• [Your task]:
The listing below is to be output in its exact form.

• [Data entries]:
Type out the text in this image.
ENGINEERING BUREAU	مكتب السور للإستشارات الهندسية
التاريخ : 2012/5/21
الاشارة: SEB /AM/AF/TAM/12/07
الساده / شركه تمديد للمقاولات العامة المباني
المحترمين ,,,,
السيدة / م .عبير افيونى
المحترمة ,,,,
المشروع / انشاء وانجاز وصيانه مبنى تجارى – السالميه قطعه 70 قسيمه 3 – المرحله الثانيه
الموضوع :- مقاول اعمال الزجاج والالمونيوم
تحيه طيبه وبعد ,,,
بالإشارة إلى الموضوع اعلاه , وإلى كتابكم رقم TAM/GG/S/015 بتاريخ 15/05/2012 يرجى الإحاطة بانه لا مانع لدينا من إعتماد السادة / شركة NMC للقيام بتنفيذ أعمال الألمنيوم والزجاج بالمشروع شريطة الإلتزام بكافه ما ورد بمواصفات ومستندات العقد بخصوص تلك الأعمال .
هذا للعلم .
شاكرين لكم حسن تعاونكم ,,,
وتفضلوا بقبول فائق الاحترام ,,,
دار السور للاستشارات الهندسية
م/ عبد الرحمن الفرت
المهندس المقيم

• [Correct answer]:
Type out the text in this image.
ENGINEERING BUREAU	مكتب السور للإستشارات الهندسية
التاريخ : 2012/5/21
الاشارة: SEB /AM/AF/TAM/12/07
الساده / شركه تمديد للمقاولات العامة المباني
المحترمين ,,,,
السيدة / م .عبير افيونى
المحترمة ,,,,
المشروع / انشاء وانجاز وصيانه مبنى تجارى – السالميه قطعه 70 قسيمه 3 – المرحله الثانيه
الموضوع :- مقاول اعمال الزجاج والالمونيوم
تحيه طيبه وبعد ,,,
بالإشارة إلى الموضوع اعلاه , وإلى كتابكم رقم TAM/GG/S/015 بتاريخ 15/05/2012 يرجى الإحاطة بانه لا مانع لدينا من إعتماد السادة / شركة NMC للقيام بتنفيذ أعمال الألمنيوم والزجاج بالمشروع شريطة الإلتزام بكافه ما ورد بمواصفات ومستندات العقد بخصوص تلك الأعمال .
هذا للعلم .
شاكرين لكم حسن تعاونكم ,,,
وتفضلوا بقبول فائق الاحترام ,,,
دار السور للاستشارات الهندسية
م/ عبد الرحمن الفرت
المهندس المقيم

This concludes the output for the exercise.